Stored entries
— START —
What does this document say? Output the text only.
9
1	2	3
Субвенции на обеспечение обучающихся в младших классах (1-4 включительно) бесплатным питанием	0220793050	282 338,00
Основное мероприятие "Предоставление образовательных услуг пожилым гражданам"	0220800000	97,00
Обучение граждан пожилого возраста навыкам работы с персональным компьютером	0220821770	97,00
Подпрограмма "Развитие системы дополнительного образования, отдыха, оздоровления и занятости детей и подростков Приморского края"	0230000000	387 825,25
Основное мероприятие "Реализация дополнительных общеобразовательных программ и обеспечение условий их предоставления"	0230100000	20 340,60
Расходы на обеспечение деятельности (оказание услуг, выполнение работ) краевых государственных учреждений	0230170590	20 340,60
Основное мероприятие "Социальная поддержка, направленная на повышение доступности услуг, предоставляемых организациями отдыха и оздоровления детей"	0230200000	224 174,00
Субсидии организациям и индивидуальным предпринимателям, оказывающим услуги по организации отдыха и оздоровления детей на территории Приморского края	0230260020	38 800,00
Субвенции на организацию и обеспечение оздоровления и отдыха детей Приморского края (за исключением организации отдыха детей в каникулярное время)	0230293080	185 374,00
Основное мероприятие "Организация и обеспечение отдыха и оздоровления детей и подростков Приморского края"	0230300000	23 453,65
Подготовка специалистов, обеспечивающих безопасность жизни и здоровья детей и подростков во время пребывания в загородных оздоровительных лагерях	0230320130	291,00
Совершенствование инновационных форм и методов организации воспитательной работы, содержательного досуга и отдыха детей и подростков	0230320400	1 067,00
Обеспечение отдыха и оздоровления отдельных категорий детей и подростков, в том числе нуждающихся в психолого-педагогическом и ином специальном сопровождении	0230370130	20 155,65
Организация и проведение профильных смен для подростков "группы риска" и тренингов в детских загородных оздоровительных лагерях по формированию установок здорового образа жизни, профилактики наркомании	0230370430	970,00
— END —
REQUIREMENT: Copy all the lines above that hold the string "жизни".

SOLVED EXERCISE:
Подготовка специалистов, обеспечивающих безопасность жизни и здоровья детей и подростков во время пребывания в загородных оздоровительных лагерях	0230320130	291,00
Организация и проведение профильных смен для подростков "группы риска" и тренингов в детских загородных оздоровительных лагерях по формированию установок здорового образа жизни, профилактики наркомании	0230370430	970,00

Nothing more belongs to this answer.